***** Material for this exercise
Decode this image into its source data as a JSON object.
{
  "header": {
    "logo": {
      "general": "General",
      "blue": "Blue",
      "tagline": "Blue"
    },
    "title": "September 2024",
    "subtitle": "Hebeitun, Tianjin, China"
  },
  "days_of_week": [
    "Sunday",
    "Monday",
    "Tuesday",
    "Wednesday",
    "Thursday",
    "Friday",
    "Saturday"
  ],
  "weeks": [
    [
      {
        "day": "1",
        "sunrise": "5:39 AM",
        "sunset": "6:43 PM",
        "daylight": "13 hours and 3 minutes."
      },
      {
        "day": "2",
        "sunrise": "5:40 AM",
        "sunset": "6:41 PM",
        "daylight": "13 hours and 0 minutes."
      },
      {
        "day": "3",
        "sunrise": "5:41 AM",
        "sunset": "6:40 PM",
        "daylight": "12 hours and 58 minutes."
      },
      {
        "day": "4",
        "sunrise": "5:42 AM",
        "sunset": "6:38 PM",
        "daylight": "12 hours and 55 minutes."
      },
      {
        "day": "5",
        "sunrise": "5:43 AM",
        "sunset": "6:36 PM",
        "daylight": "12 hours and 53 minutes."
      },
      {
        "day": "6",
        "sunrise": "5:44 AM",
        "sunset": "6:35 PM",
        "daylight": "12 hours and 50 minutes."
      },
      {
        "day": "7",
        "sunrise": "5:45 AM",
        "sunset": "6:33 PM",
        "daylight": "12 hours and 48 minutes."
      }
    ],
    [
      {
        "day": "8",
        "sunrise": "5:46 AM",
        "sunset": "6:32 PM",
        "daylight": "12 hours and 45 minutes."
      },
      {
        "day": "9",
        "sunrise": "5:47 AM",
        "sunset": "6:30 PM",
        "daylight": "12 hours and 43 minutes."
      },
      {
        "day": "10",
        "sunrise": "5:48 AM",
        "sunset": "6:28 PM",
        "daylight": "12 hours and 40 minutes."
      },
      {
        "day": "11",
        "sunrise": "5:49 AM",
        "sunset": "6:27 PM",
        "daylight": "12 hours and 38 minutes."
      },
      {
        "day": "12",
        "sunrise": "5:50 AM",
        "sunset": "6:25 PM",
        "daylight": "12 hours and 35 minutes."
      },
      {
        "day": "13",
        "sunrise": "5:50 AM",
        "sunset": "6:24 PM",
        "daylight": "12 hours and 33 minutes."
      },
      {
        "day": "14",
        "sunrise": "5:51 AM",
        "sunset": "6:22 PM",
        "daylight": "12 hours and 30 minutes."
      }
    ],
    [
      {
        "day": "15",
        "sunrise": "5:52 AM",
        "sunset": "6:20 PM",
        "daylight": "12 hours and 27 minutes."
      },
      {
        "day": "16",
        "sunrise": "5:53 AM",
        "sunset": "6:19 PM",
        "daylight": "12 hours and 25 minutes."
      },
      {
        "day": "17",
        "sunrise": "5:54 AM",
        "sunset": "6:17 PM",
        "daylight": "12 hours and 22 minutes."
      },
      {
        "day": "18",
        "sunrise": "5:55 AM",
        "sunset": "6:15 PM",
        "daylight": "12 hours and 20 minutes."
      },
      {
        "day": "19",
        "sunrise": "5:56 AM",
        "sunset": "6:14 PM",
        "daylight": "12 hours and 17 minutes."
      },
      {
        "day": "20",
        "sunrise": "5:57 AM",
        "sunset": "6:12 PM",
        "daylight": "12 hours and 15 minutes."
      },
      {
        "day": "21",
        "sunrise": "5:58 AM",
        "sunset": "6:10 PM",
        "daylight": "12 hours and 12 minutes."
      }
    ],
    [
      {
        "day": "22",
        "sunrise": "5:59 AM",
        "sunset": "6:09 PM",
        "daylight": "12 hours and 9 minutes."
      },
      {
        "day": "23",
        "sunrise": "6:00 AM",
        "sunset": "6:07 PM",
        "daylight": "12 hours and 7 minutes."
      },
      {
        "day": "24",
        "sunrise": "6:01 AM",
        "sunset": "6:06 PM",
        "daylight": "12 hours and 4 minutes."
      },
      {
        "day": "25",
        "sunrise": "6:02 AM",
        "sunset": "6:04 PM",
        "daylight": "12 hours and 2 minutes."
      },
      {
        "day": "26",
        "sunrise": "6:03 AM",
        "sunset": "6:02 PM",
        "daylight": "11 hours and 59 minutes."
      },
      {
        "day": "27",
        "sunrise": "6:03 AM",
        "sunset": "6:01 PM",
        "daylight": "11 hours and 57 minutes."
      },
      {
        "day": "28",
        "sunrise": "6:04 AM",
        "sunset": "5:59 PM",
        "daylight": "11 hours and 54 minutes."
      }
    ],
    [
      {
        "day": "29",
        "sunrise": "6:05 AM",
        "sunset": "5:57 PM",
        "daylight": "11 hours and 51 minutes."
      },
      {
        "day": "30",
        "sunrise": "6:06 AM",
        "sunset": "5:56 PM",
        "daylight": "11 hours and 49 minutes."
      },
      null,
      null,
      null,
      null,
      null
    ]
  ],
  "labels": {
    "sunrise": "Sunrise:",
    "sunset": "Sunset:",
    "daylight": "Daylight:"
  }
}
**********
__Task statement__
Copy each entry exactly, with nothing added or dropped.

__Reply__
Decode this image into its source data as a JSON object.
{
  "header": {
    "logo": {
      "general": "General",
      "blue": "Blue",
      "tagline": "Blue"
    },
    "title": "September 2024",
    "subtitle": "Hebeitun, Tianjin, China"
  },
  "days_of_week": [
    "Sunday",
    "Monday",
    "Tuesday",
    "Wednesday",
    "Thursday",
    "Friday",
    "Saturday"
  ],
  "weeks": [
    [
      {
        "day": "1",
        "sunrise": "5:39 AM",
        "sunset": "6:43 PM",
        "daylight": "13 hours and 3 minutes."
      },
      {
        "day": "2",
        "sunrise": "5:40 AM",
        "sunset": "6:41 PM",
        "daylight": "13 hours and 0 minutes."
      },
      {
        "day": "3",
        "sunrise": "5:41 AM",
        "sunset": "6:40 PM",
        "daylight": "12 hours and 58 minutes."
      },
      {
        "day": "4",
        "sunrise": "5:42 AM",
        "sunset": "6:38 PM",
        "daylight": "12 hours and 55 minutes."
      },
      {
        "day": "5",
        "sunrise": "5:43 AM",
        "sunset": "6:36 PM",
        "daylight": "12 hours and 53 minutes."
      },
      {
        "day": "6",
        "sunrise": "5:44 AM",
        "sunset": "6:35 PM",
        "daylight": "12 hours and 50 minutes."
      },
      {
        "day": "7",
        "sunrise": "5:45 AM",
        "sunset": "6:33 PM",
        "daylight": "12 hours and 48 minutes."
      }
    ],
    [
      {
        "day": "8",
        "sunrise": "5:46 AM",
        "sunset": "6:32 PM",
        "daylight": "12 hours and 45 minutes."
      },
      {
        "day": "9",
        "sunrise": "5:47 AM",
        "sunset": "6:30 PM",
        "daylight": "12 hours and 43 minutes."
      },
      {
        "day": "10",
        "sunrise": "5:48 AM",
        "sunset": "6:28 PM",
        "daylight": "12 hours and 40 minutes."
      },
      {
        "day": "11",
        "sunrise": "5:49 AM",
        "sunset": "6:27 PM",
        "daylight": "12 hours and 38 minutes."
      },
      {
        "day": "12",
        "sunrise": "5:50 AM",
        "sunset": "6:25 PM",
        "daylight": "12 hours and 35 minutes."
      },
      {
        "day": "13",
        "sunrise": "5:50 AM",
        "sunset": "6:24 PM",
        "daylight": "12 hours and 33 minutes."
      },
      {
        "day": "14",
        "sunrise": "5:51 AM",
        "sunset": "6:22 PM",
        "daylight": "12 hours and 30 minutes."
      }
    ],
    [
      {
        "day": "15",
        "sunrise": "5:52 AM",
        "sunset": "6:20 PM",
        "daylight": "12 hours and 27 minutes."
      },
      {
        "day": "16",
        "sunrise": "5:53 AM",
        "sunset": "6:19 PM",
        "daylight": "12 hours and 25 minutes."
      },
      {
        "day": "17",
        "sunrise": "5:54 AM",
        "sunset": "6:17 PM",
        "daylight": "12 hours and 22 minutes."
      },
      {
        "day": "18",
        "sunrise": "5:55 AM",
        "sunset": "6:15 PM",
        "daylight": "12 hours and 20 minutes."
      },
      {
        "day": "19",
        "sunrise": "5:56 AM",
        "sunset": "6:14 PM",
        "daylight": "12 hours and 17 minutes."
      },
      {
        "day": "20",
        "sunrise": "5:57 AM",
        "sunset": "6:12 PM",
        "daylight": "12 hours and 15 minutes."
      },
      {
        "day": "21",
        "sunrise": "5:58 AM",
        "sunset": "6:10 PM",
        "daylight": "12 hours and 12 minutes."
      }
    ],
    [
      {
        "day": "22",
        "sunrise": "5:59 AM",
        "sunset": "6:09 PM",
        "daylight": "12 hours and 9 minutes."
      },
      {
        "day": "23",
        "sunrise": "6:00 AM",
        "sunset": "6:07 PM",
        "daylight": "12 hours and 7 minutes."
      },
      {
        "day": "24",
        "sunrise": "6:01 AM",
        "sunset": "6:06 PM",
        "daylight": "12 hours and 4 minutes."
      },
      {
        "day": "25",
        "sunrise": "6:02 AM",
        "sunset": "6:04 PM",
        "daylight": "12 hours and 2 minutes."
      },
      {
        "day": "26",
        "sunrise": "6:03 AM",
        "sunset": "6:02 PM",
        "daylight": "11 hours and 59 minutes."
      },
      {
        "day": "27",
        "sunrise": "6:03 AM",
        "sunset": "6:01 PM",
        "daylight": "11 hours and 57 minutes."
      },
      {
        "day": "28",
        "sunrise": "6:04 AM",
        "sunset": "5:59 PM",
        "daylight": "11 hours and 54 minutes."
      }
    ],
    [
      {
        "day": "29",
        "sunrise": "6:05 AM",
        "sunset": "5:57 PM",
        "daylight": "11 hours and 51 minutes."
      },
      {
        "day": "30",
        "sunrise": "6:06 AM",
        "sunset": "5:56 PM",
        "daylight": "11 hours and 49 minutes."
      },
      null,
      null,
      null,
      null,
      null
    ]
  ],
  "labels": {
    "sunrise": "Sunrise:",
    "sunset": "Sunset:",
    "daylight": "Daylight:"
  }
}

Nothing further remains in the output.